* Required work *
In the data below, find every line with the word "might" and copy it.

(Dataset rows about figures)
- Opening Delimiter -

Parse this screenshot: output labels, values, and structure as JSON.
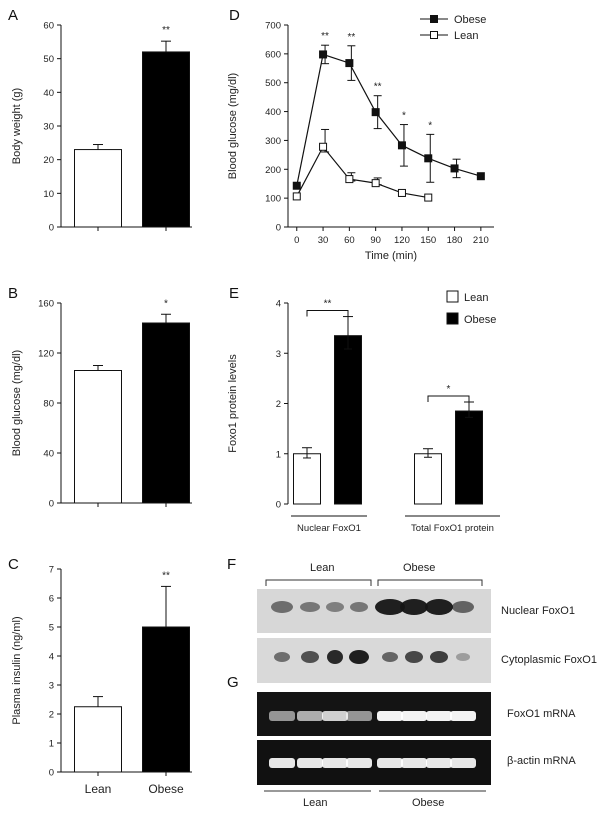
{
  "panels": {
    "A": "A",
    "B": "B",
    "C": "C",
    "D": "D",
    "E": "E",
    "F": "F",
    "G": "G"
  },
  "chart_data": [
    {
      "id": "A",
      "type": "bar",
      "categories": [
        "",
        ""
      ],
      "values": [
        23,
        52
      ],
      "errors": [
        1.5,
        3.2
      ],
      "significance": [
        "",
        "**"
      ],
      "ylabel": "Body weight (g)",
      "ylim": [
        0,
        60
      ],
      "yticks": [
        0,
        10,
        20,
        30,
        40,
        50,
        60
      ],
      "colors": [
        "#ffffff",
        "#000000"
      ]
    },
    {
      "id": "B",
      "type": "bar",
      "categories": [
        "",
        ""
      ],
      "values": [
        106,
        144
      ],
      "errors": [
        4,
        7
      ],
      "significance": [
        "",
        "*"
      ],
      "ylabel": "Blood glucose (mg/dl)",
      "ylim": [
        0,
        160
      ],
      "yticks": [
        0,
        40,
        80,
        120,
        160
      ],
      "colors": [
        "#ffffff",
        "#000000"
      ]
    },
    {
      "id": "C",
      "type": "bar",
      "categories": [
        "Lean",
        "Obese"
      ],
      "values": [
        2.25,
        5.0
      ],
      "errors": [
        0.35,
        1.4
      ],
      "significance": [
        "",
        "**"
      ],
      "ylabel": "Plasma insulin (ng/ml)",
      "ylim": [
        0,
        7
      ],
      "yticks": [
        0,
        1,
        2,
        3,
        4,
        5,
        6,
        7
      ],
      "colors": [
        "#ffffff",
        "#000000"
      ]
    },
    {
      "id": "D",
      "type": "line",
      "xlabel": "Time (min)",
      "ylabel": "Blood glucose (mg/dl)",
      "xlim": [
        -10,
        225
      ],
      "ylim": [
        0,
        700
      ],
      "xticks": [
        0,
        30,
        60,
        90,
        120,
        150,
        180,
        210
      ],
      "yticks": [
        0,
        100,
        200,
        300,
        400,
        500,
        600,
        700
      ],
      "legend_position": "top-right",
      "series": [
        {
          "name": "Obese",
          "x": [
            0,
            30,
            60,
            90,
            120,
            150,
            180,
            210
          ],
          "y": [
            143,
            598,
            568,
            398,
            283,
            238,
            203,
            176
          ],
          "err": [
            0,
            32,
            60,
            57,
            72,
            83,
            32,
            0
          ],
          "significance": [
            "",
            "**",
            "**",
            "**",
            "*",
            "*",
            "",
            ""
          ],
          "marker": "filled-square"
        },
        {
          "name": "Lean",
          "x": [
            0,
            30,
            60,
            90,
            120,
            150
          ],
          "y": [
            106,
            278,
            166,
            152,
            118,
            102
          ],
          "err": [
            0,
            60,
            22,
            18,
            0,
            0
          ],
          "marker": "open-square"
        }
      ]
    },
    {
      "id": "E",
      "type": "bar",
      "ylabel": "Foxo1 protein levels",
      "ylim": [
        0,
        4
      ],
      "yticks": [
        0,
        1,
        2,
        3,
        4
      ],
      "groups": [
        "Nuclear FoxO1",
        "Total FoxO1 protein"
      ],
      "legend_position": "top-right",
      "series": [
        {
          "name": "Lean",
          "values": [
            1.0,
            1.0
          ],
          "errors": [
            0.12,
            0.1
          ],
          "color": "#ffffff"
        },
        {
          "name": "Obese",
          "values": [
            3.35,
            1.85
          ],
          "errors": [
            0.38,
            0.18
          ],
          "color": "#000000"
        }
      ],
      "significance": [
        "**",
        "*"
      ]
    }
  ],
  "blots": {
    "group_top": [
      "Lean",
      "Obese"
    ],
    "group_bottom": [
      "Lean",
      "Obese"
    ],
    "rows": [
      "Nuclear FoxO1",
      "Cytoplasmic FoxO1",
      "FoxO1 mRNA",
      "β-actin mRNA"
    ]
  }
}
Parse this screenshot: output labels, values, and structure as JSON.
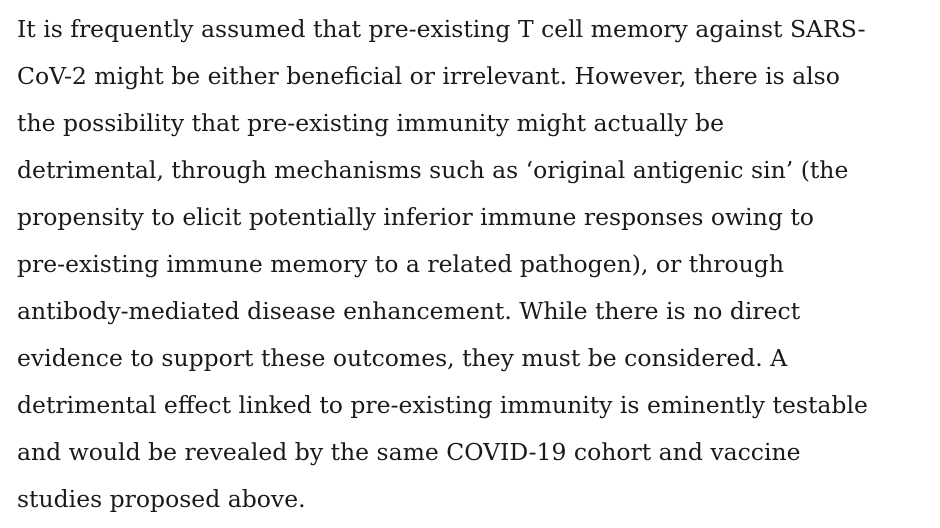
{
  "paragraph": {
    "lines": [
      "It is frequently assumed that pre-existing T cell memory against SARS-",
      "CoV-2 might be either beneficial or irrelevant. However, there is also",
      "the possibility that pre-existing immunity might actually be",
      "detrimental, through mechanisms such as ‘original antigenic sin’ (the",
      "propensity to elicit potentially inferior immune responses owing to",
      "pre-existing immune memory to a related pathogen), or through",
      "antibody-mediated disease enhancement. While there is no direct",
      "evidence to support these outcomes, they must be considered. A",
      "detrimental effect linked to pre-existing immunity is eminently testable",
      "and would be revealed by the same COVID-19 cohort and vaccine",
      "studies proposed above."
    ]
  }
}
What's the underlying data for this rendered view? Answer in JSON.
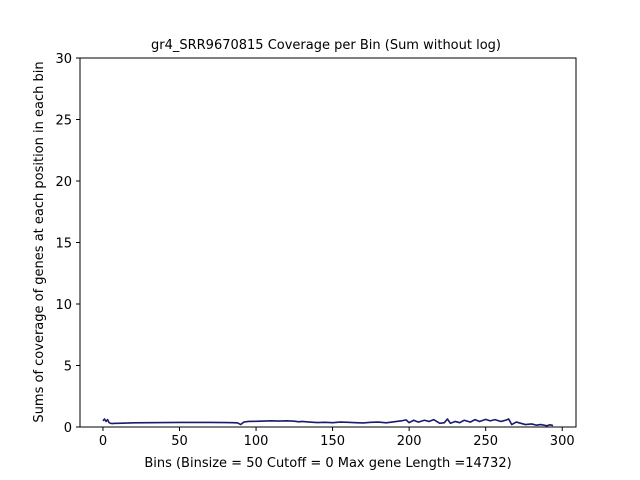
{
  "chart_data": {
    "type": "line",
    "title": "gr4_SRR9670815 Coverage per Bin (Sum without log)",
    "xlabel": "Bins  (Binsize = 50 Cutoff = 0 Max gene Length =14732)",
    "ylabel": "Sums of coverage of genes at each position in each bin",
    "xlim": [
      -15,
      309
    ],
    "ylim": [
      0,
      30
    ],
    "xticks": [
      0,
      50,
      100,
      150,
      200,
      250,
      300
    ],
    "xtick_labels": [
      "0",
      "50",
      "100",
      "150",
      "200",
      "250",
      "300"
    ],
    "yticks": [
      0,
      5,
      10,
      15,
      20,
      25,
      30
    ],
    "ytick_labels": [
      "0",
      "5",
      "10",
      "15",
      "20",
      "25",
      "30"
    ],
    "grid": false,
    "series": [
      {
        "color": "#1a1a6e",
        "x": [
          0,
          1,
          2,
          3,
          4,
          5,
          6,
          8,
          10,
          15,
          20,
          30,
          40,
          50,
          60,
          70,
          80,
          85,
          88,
          90,
          92,
          95,
          100,
          105,
          110,
          115,
          120,
          125,
          128,
          130,
          135,
          140,
          145,
          150,
          155,
          160,
          165,
          170,
          175,
          180,
          185,
          190,
          195,
          198,
          200,
          203,
          206,
          210,
          213,
          216,
          220,
          223,
          225,
          227,
          230,
          233,
          236,
          240,
          243,
          246,
          250,
          253,
          256,
          260,
          263,
          265,
          267,
          270,
          273,
          276,
          280,
          283,
          286,
          290,
          292,
          294
        ],
        "values": [
          0.5,
          0.65,
          0.45,
          0.6,
          0.35,
          0.3,
          0.28,
          0.3,
          0.3,
          0.32,
          0.34,
          0.35,
          0.36,
          0.37,
          0.37,
          0.37,
          0.36,
          0.35,
          0.33,
          0.2,
          0.4,
          0.45,
          0.46,
          0.48,
          0.5,
          0.48,
          0.5,
          0.47,
          0.42,
          0.45,
          0.4,
          0.36,
          0.38,
          0.35,
          0.4,
          0.38,
          0.35,
          0.33,
          0.38,
          0.4,
          0.34,
          0.42,
          0.5,
          0.58,
          0.35,
          0.55,
          0.4,
          0.55,
          0.45,
          0.6,
          0.3,
          0.35,
          0.65,
          0.3,
          0.45,
          0.35,
          0.55,
          0.4,
          0.6,
          0.45,
          0.62,
          0.5,
          0.6,
          0.45,
          0.55,
          0.65,
          0.2,
          0.4,
          0.3,
          0.2,
          0.25,
          0.15,
          0.2,
          0.1,
          0.18,
          0.12
        ]
      }
    ]
  }
}
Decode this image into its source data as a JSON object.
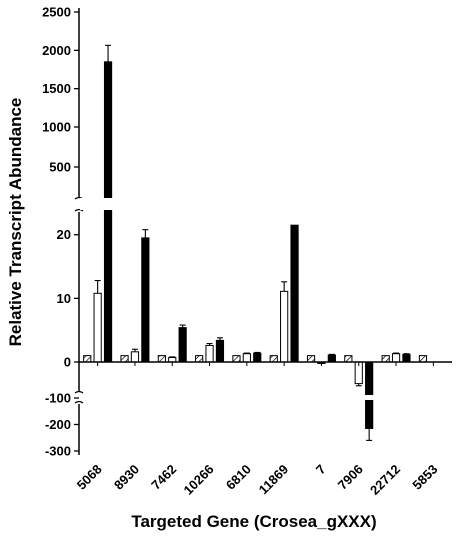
{
  "chart_data": {
    "type": "bar",
    "xlabel": "Targeted Gene (Crosea_gXXX)",
    "ylabel": "Relative Transcript Abundance",
    "categories": [
      "5068",
      "8930",
      "7462",
      "10266",
      "6810",
      "11869",
      "7",
      "7906",
      "22712",
      "5853"
    ],
    "series": [
      {
        "pattern": "hatched",
        "values": [
          1,
          1,
          1,
          1,
          1,
          1,
          1,
          1,
          1,
          1
        ]
      },
      {
        "pattern": "white",
        "values": [
          10.8,
          1.6,
          0.7,
          2.6,
          1.3,
          11.1,
          -1.5,
          -60,
          1.3,
          null
        ]
      },
      {
        "pattern": "black",
        "values": [
          1850,
          19.5,
          5.4,
          3.4,
          1.4,
          21.5,
          1.1,
          -215,
          1.2,
          null
        ]
      }
    ],
    "errors": [
      [
        0,
        0,
        0,
        0,
        0,
        0,
        0,
        0,
        0,
        0
      ],
      [
        2.0,
        0.4,
        0.1,
        0.3,
        0.1,
        1.5,
        0.6,
        6,
        0.1,
        0
      ],
      [
        215,
        1.3,
        0.4,
        0.4,
        0.1,
        0,
        0.1,
        45,
        0.1,
        0
      ]
    ],
    "y_segments": [
      {
        "range": [
          1000,
          2500
        ],
        "ticks": [
          1000,
          1500,
          2000,
          2500
        ]
      },
      {
        "range": [
          500,
          1000
        ],
        "ticks": [
          500
        ]
      },
      {
        "range": [
          0,
          22
        ],
        "ticks": [
          0,
          10,
          20
        ]
      },
      {
        "range": [
          -300,
          -100
        ],
        "ticks": [
          -100,
          -200,
          -300
        ]
      }
    ],
    "colors": {
      "black": "#000000",
      "white": "#ffffff",
      "stroke": "#000000"
    },
    "grid": false,
    "legend": "none"
  }
}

- Closing Delimiter -

* Solved exercise *
      "CoV-2 might be either beneficial or irrelevant. However, there is also",
      "the possibility that pre-existing immunity might actually be",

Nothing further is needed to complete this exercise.